Problem description: Identify, in the records below, every line where the string "JSON" appears, and copy each such line.

Records provided:
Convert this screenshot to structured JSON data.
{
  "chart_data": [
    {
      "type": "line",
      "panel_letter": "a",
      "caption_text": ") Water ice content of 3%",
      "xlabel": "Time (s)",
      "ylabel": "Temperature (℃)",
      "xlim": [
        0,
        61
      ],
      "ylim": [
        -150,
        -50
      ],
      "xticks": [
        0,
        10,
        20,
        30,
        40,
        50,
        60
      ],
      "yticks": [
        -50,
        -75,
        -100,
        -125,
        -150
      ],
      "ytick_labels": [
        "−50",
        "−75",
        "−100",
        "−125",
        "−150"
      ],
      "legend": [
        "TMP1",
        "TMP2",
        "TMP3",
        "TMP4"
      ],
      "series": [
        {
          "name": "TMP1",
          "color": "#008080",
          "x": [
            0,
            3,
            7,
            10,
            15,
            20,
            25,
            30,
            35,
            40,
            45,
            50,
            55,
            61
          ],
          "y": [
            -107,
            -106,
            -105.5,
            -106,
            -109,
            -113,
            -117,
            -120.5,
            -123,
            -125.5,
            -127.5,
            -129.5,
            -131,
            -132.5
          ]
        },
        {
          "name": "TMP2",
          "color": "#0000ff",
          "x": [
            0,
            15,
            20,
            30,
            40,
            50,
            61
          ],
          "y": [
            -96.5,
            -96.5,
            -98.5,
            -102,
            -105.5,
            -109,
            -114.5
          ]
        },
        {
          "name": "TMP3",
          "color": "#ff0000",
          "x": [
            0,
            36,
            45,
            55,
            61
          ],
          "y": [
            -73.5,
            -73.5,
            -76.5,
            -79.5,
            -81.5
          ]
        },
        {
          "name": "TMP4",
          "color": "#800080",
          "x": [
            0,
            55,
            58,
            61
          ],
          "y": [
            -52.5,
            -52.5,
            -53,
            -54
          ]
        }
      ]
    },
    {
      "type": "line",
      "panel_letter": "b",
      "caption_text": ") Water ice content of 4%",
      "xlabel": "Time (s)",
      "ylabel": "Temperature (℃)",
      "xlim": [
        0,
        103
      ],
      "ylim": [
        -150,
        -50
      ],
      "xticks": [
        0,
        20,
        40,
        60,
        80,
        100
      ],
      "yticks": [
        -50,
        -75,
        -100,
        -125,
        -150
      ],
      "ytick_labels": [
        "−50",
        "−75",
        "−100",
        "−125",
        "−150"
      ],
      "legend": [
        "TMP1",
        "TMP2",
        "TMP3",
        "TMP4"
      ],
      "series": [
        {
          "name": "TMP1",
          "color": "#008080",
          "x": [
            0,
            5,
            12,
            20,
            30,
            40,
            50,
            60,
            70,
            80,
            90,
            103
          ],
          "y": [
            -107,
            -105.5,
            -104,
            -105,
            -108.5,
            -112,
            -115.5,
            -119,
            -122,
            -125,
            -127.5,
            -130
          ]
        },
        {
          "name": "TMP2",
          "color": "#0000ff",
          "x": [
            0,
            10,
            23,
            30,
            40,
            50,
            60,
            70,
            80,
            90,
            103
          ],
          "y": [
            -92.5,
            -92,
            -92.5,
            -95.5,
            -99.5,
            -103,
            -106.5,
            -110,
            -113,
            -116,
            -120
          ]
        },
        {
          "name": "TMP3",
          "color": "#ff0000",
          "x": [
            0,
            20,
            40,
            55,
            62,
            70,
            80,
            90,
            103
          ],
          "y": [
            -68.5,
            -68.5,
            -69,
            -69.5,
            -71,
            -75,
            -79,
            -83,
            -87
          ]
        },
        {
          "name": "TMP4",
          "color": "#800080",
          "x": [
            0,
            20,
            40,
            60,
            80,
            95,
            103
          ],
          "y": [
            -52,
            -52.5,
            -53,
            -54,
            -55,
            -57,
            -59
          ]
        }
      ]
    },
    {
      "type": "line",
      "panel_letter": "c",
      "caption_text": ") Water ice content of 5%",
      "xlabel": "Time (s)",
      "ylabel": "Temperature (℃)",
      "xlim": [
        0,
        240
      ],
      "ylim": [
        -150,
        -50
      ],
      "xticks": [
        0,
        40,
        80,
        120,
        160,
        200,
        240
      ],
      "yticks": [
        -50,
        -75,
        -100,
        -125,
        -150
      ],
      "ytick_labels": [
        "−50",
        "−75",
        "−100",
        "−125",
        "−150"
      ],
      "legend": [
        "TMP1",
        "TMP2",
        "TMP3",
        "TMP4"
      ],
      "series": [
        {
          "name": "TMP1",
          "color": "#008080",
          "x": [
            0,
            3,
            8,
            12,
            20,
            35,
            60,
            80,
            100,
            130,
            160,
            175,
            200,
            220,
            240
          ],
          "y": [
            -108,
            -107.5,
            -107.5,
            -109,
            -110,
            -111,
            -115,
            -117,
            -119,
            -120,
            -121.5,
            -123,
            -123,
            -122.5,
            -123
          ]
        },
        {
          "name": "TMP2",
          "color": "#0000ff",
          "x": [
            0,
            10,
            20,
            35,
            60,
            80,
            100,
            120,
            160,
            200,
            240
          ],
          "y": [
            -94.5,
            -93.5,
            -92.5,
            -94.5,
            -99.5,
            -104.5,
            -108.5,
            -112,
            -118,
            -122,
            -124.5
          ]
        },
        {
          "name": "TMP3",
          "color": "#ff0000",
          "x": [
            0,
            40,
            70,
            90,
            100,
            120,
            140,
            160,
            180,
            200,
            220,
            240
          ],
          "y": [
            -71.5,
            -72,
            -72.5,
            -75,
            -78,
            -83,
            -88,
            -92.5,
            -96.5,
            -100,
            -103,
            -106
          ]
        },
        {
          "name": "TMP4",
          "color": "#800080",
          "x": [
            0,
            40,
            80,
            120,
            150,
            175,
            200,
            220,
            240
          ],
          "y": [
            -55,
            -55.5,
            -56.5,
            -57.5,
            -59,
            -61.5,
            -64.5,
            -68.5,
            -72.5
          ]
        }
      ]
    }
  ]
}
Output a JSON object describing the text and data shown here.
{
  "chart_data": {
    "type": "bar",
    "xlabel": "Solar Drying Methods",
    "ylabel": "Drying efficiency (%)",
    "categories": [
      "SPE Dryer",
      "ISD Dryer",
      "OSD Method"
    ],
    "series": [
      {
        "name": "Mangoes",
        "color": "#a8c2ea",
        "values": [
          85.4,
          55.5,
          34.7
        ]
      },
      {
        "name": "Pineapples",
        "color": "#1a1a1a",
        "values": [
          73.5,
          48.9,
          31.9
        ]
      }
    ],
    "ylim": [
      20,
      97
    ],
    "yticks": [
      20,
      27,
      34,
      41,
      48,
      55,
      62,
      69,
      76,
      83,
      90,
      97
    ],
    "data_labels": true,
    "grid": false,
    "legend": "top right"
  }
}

Expected answer:
Convert this screenshot to structured JSON data.
Output a JSON object describing the text and data shown here.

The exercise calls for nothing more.